Begin Records to process

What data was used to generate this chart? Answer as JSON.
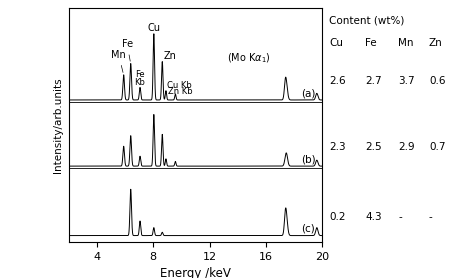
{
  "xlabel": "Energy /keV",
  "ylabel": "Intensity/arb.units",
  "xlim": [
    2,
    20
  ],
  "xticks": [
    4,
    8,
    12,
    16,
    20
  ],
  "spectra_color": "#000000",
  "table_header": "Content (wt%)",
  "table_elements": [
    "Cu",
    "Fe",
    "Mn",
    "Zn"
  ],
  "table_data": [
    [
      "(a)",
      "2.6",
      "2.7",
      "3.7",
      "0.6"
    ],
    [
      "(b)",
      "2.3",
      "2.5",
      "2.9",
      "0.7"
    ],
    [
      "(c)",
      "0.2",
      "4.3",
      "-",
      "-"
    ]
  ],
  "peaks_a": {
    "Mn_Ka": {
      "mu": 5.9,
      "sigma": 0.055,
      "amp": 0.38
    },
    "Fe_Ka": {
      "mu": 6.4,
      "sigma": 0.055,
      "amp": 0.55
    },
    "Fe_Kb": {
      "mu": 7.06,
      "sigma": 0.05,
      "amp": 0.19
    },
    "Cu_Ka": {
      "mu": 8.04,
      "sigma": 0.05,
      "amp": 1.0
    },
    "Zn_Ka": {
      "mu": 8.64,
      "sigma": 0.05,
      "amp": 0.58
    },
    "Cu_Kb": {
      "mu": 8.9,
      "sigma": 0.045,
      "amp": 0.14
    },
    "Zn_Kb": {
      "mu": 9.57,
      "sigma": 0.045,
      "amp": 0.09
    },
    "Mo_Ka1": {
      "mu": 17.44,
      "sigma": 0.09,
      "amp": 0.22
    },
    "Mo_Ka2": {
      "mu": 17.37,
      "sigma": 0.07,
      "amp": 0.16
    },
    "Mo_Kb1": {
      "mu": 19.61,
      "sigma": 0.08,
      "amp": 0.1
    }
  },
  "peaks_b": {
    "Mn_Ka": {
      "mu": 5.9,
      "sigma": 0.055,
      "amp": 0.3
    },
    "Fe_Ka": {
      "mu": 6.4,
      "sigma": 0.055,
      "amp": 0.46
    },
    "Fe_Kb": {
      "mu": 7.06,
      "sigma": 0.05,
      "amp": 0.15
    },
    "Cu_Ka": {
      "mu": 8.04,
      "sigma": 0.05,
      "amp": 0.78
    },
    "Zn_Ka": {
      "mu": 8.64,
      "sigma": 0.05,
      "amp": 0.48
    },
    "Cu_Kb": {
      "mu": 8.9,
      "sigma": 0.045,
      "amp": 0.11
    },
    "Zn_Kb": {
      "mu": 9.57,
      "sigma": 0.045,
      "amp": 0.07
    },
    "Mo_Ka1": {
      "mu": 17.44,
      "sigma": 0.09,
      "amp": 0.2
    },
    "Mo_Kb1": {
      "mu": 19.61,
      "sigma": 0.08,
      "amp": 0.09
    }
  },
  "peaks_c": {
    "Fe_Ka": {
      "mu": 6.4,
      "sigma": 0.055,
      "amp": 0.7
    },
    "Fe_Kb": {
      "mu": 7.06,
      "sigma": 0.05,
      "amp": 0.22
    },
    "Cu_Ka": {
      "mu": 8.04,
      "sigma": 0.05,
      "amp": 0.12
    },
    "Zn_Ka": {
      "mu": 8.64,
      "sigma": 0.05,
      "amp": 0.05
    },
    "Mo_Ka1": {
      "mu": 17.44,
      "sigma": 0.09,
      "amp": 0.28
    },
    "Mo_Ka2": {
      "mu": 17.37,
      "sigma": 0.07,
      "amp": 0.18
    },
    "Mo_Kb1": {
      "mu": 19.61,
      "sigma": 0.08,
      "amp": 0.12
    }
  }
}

End Records to process
Begin Records to process

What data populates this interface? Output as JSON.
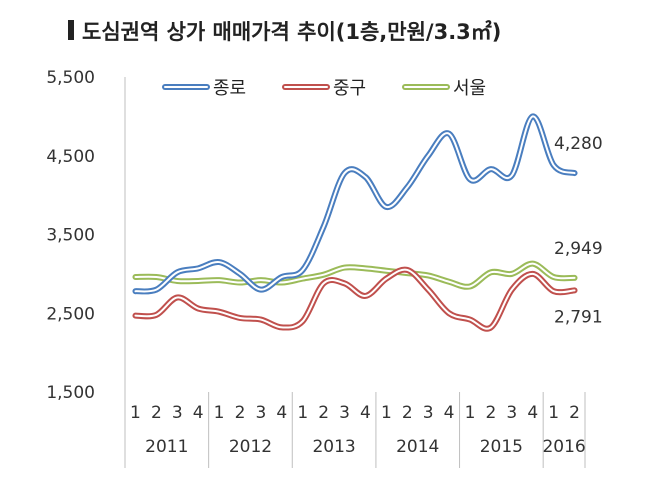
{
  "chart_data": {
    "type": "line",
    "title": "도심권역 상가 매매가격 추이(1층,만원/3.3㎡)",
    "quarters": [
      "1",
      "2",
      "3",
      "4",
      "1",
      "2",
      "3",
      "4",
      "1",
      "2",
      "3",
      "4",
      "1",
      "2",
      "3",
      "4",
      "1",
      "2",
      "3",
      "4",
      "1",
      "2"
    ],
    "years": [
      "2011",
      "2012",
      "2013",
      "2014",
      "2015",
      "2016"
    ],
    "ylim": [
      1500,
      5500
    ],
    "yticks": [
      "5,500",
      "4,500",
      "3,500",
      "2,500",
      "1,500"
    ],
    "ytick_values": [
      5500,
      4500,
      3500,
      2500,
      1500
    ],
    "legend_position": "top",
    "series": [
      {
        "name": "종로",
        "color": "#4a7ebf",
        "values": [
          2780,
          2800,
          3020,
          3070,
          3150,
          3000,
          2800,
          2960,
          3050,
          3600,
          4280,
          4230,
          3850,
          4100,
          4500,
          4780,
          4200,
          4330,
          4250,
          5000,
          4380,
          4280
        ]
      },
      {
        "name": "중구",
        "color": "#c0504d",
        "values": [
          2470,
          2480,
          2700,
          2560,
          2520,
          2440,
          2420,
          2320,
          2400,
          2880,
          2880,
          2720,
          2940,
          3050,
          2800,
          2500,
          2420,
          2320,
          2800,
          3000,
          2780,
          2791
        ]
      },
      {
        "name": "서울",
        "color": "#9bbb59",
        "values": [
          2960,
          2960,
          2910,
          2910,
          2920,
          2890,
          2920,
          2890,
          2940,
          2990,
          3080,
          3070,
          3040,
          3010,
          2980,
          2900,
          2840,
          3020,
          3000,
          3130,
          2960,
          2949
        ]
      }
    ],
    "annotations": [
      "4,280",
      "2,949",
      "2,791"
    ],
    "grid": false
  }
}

End Records to process
Begin Records to process

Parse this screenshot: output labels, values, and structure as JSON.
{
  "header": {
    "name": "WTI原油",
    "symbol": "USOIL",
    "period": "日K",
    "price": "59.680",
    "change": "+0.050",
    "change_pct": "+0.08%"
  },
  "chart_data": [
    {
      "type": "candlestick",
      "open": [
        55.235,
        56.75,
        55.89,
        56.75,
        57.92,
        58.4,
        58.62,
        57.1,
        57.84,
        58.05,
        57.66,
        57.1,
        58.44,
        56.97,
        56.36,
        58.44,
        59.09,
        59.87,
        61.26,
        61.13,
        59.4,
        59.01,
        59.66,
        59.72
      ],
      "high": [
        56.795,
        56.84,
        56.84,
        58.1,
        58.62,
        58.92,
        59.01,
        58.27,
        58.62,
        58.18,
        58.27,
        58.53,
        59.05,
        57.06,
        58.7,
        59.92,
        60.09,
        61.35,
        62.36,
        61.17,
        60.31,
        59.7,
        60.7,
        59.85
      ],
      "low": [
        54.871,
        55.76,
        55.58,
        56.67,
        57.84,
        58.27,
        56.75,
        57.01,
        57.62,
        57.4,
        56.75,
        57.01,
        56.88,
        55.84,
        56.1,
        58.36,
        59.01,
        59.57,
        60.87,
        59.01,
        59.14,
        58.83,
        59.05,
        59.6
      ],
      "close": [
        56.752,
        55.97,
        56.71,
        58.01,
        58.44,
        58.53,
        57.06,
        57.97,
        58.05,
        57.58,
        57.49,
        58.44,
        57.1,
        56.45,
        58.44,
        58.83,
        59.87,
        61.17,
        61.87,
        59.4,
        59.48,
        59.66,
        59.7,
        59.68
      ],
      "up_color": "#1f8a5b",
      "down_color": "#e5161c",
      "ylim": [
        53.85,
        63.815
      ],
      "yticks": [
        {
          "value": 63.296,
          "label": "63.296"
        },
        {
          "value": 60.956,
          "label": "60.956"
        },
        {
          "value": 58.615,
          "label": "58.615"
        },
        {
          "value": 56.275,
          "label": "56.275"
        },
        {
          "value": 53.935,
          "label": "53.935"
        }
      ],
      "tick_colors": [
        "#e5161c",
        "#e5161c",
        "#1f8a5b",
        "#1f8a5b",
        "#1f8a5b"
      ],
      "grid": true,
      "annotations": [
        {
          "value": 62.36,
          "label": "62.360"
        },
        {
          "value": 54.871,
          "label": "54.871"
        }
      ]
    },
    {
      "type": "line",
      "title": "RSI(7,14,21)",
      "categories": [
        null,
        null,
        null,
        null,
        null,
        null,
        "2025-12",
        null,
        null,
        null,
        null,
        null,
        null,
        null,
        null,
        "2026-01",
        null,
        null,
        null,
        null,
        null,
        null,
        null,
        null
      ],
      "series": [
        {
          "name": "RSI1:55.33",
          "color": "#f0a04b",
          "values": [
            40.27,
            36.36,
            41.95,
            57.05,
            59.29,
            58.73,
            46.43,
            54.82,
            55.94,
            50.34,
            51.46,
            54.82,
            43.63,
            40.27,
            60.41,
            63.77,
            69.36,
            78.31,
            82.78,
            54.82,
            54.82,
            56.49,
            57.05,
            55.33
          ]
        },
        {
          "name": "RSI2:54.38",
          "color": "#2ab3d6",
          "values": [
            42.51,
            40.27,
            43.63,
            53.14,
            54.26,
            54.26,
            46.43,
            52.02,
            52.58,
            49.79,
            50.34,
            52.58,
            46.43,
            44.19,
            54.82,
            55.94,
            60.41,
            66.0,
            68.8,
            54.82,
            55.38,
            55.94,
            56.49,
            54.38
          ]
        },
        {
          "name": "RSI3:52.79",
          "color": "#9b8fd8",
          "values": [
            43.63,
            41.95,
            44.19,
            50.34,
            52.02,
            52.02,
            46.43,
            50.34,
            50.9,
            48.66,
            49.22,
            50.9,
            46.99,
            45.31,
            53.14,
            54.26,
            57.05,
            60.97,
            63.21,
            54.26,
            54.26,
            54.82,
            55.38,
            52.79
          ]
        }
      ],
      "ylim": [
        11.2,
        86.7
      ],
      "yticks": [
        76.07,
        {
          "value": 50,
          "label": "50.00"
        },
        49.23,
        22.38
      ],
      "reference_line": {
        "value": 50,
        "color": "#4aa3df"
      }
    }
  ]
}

End Records to process

Set exercise:
Find every line containing the word "What", then give the total and nothing more.

Solution to the problem:
2